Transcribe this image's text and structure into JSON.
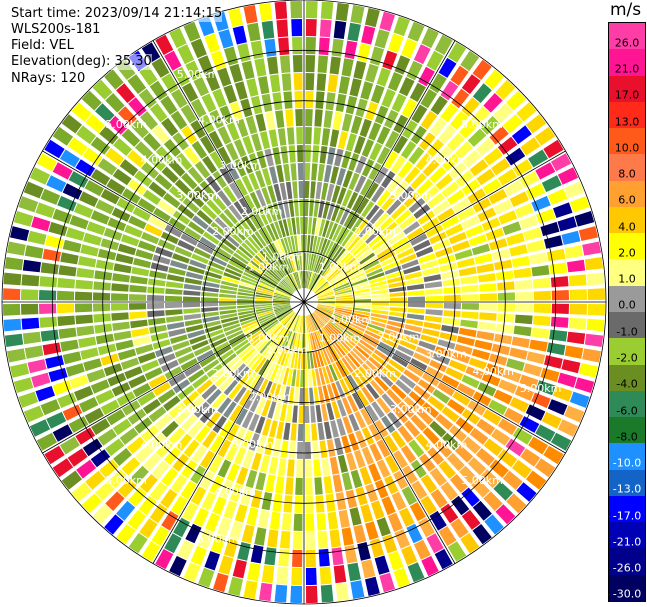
{
  "header": {
    "start_time": "Start time: 2023/09/14 21:14:15",
    "site": "WLS200s-181",
    "field": "Field: VEL",
    "elevation": "Elevation(deg): 35.30",
    "nrays": "NRays: 120"
  },
  "colorbar": {
    "unit": "m/s",
    "ticks": [
      "26.0",
      "21.0",
      "17.0",
      "13.0",
      "10.0",
      "8.0",
      "6.0",
      "4.0",
      "2.0",
      "1.0",
      "0.0",
      "-1.0",
      "-2.0",
      "-4.0",
      "-6.0",
      "-8.0",
      "-10.0",
      "-13.0",
      "-17.0",
      "-21.0",
      "-26.0",
      "-30.0"
    ],
    "colors": [
      "#ff3da6",
      "#ff1493",
      "#e8102c",
      "#ff2a1a",
      "#ff5a1a",
      "#ff7a4a",
      "#ffa030",
      "#ffc800",
      "#ffff00",
      "#ffff80",
      "#9a9a9a",
      "#6a6a6a",
      "#9acd32",
      "#6b8e23",
      "#2e8b57",
      "#1a7a2a",
      "#1e90ff",
      "#1464c8",
      "#0000ff",
      "#0000b4",
      "#00008b",
      "#000060"
    ]
  },
  "chart_data": {
    "type": "ppi",
    "title": "",
    "field": "VEL",
    "unit": "m/s",
    "range_rings_km": [
      1.0,
      2.0,
      3.0,
      4.0,
      5.0
    ],
    "range_ring_labels": [
      "1.00km",
      "2.00km",
      "3.00km",
      "4.00km",
      "5.00km"
    ],
    "nrays": 120,
    "elevation_deg": 35.3,
    "max_range_km": 6.0,
    "colorbar_range": [
      -30.0,
      26.0
    ]
  }
}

= = = = =

■ Aim of the task: Reproduce the entries above without change, omitting all pictures.

■ Solution to this task:
Transcribe this image's text and structure into JSON.
{
  "header": {
    "start_time": "Start time: 2023/09/14 21:14:15",
    "site": "WLS200s-181",
    "field": "Field: VEL",
    "elevation": "Elevation(deg): 35.30",
    "nrays": "NRays: 120"
  },
  "colorbar": {
    "unit": "m/s",
    "ticks": [
      "26.0",
      "21.0",
      "17.0",
      "13.0",
      "10.0",
      "8.0",
      "6.0",
      "4.0",
      "2.0",
      "1.0",
      "0.0",
      "-1.0",
      "-2.0",
      "-4.0",
      "-6.0",
      "-8.0",
      "-10.0",
      "-13.0",
      "-17.0",
      "-21.0",
      "-26.0",
      "-30.0"
    ],
    "colors": [
      "#ff3da6",
      "#ff1493",
      "#e8102c",
      "#ff2a1a",
      "#ff5a1a",
      "#ff7a4a",
      "#ffa030",
      "#ffc800",
      "#ffff00",
      "#ffff80",
      "#9a9a9a",
      "#6a6a6a",
      "#9acd32",
      "#6b8e23",
      "#2e8b57",
      "#1a7a2a",
      "#1e90ff",
      "#1464c8",
      "#0000ff",
      "#0000b4",
      "#00008b",
      "#000060"
    ]
  },
  "chart_data": {
    "type": "ppi",
    "title": "",
    "field": "VEL",
    "unit": "m/s",
    "range_rings_km": [
      1.0,
      2.0,
      3.0,
      4.0,
      5.0
    ],
    "range_ring_labels": [
      "1.00km",
      "2.00km",
      "3.00km",
      "4.00km",
      "5.00km"
    ],
    "nrays": 120,
    "elevation_deg": 35.3,
    "max_range_km": 6.0,
    "colorbar_range": [
      -30.0,
      26.0
    ]
  }
}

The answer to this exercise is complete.